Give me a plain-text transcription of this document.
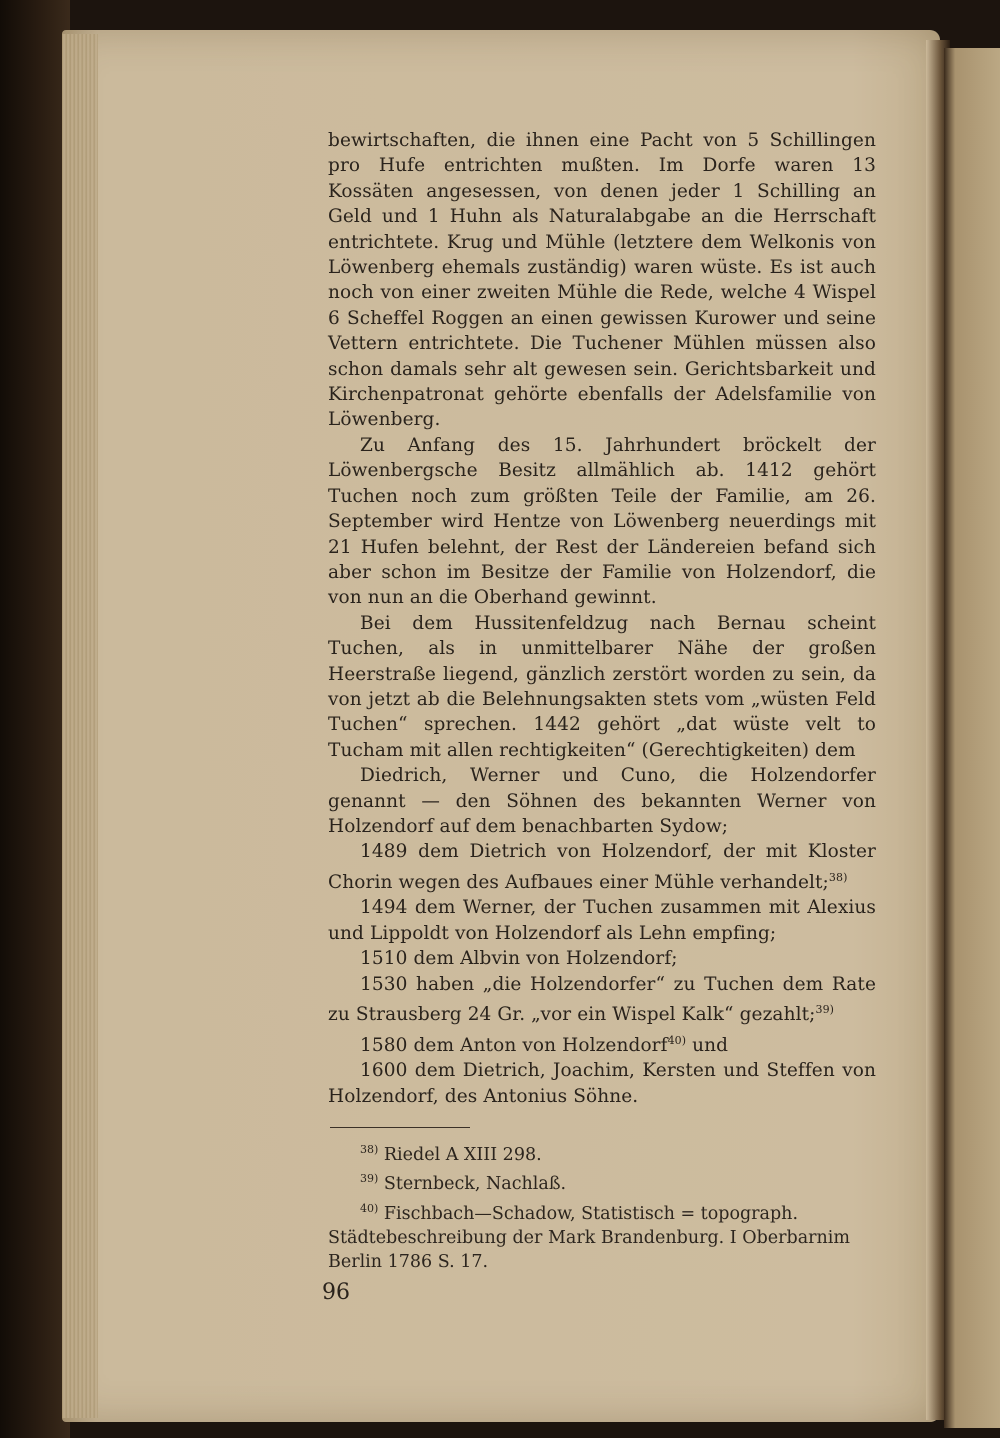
bewirtschaften, die ihnen eine Pacht von 5 Schillingen pro Hufe entrichten mußten. Im Dorfe waren 13 Kossäten angesessen, von denen jeder 1 Schilling an Geld und 1 Huhn als Naturalabgabe an die Herrschaft entrichtete. Krug und Mühle (letztere dem Welkonis von Löwenberg ehemals zuständig) waren wüste. Es ist auch noch von einer zweiten Mühle die Rede, welche 4 Wispel 6 Scheffel Roggen an einen gewissen Kurower und seine Vettern entrichtete. Die Tuchener Mühlen müssen also schon damals sehr alt gewesen sein. Gerichtsbarkeit und Kirchenpatronat gehörte ebenfalls der Adelsfamilie von Löwenberg.

Zu Anfang des 15. Jahrhundert bröckelt der Löwenbergsche Besitz allmählich ab. 1412 gehört Tuchen noch zum größten Teile der Familie, am 26. September wird Hentze von Löwenberg neuerdings mit 21 Hufen belehnt, der Rest der Ländereien befand sich aber schon im Besitze der Familie von Holzendorf, die von nun an die Oberhand gewinnt.

Bei dem Hussitenfeldzug nach Bernau scheint Tuchen, als in unmittelbarer Nähe der großen Heerstraße liegend, gänzlich zerstört worden zu sein, da von jetzt ab die Belehnungsakten stets vom „wüsten Feld Tuchen“ sprechen. 1442 gehört „dat wüste velt to Tucham mit allen rechtigkeiten“ (Gerechtigkeiten) dem

Diedrich, Werner und Cuno, die Holzendorfer genannt — den Söhnen des bekannten Werner von Holzendorf auf dem benachbarten Sydow;

1489 dem Dietrich von Holzendorf, der mit Kloster Chorin wegen des Aufbaues einer Mühle verhandelt;$^{38)}$

1494 dem Werner, der Tuchen zusammen mit Alexius und Lippoldt von Holzendorf als Lehn empfing;

1510 dem Albvin von Holzendorf;

1530 haben „die Holzendorfer“ zu Tuchen dem Rate zu Strausberg 24 Gr. „vor ein Wispel Kalk“ gezahlt;$^{39)}$

1580 dem Anton von Holzendorf$^{40)}$ und

1600 dem Dietrich, Joachim, Kersten und Steffen von Holzendorf, des Antonius Söhne.

$^{38)}$ Riedel A XIII 298.

$^{39)}$ Sternbeck, Nachlaß.

$^{40)}$ Fischbach—Schadow, Statistisch = topograph. Städtebeschreibung der Mark Brandenburg. I Oberbarnim Berlin 1786 S. 17.

96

----

◆ Instructions for the task
Pull out every line of the records above that contains the word "Dietrich".

◆ Solution for this exercise
1489 dem Dietrich von Holzendorf, der mit Kloster Chorin wegen des Aufbaues einer Mühle verhandelt;$^{38)}$
1600 dem Dietrich, Joachim, Kersten und Steffen von Holzendorf, des Antonius Söhne.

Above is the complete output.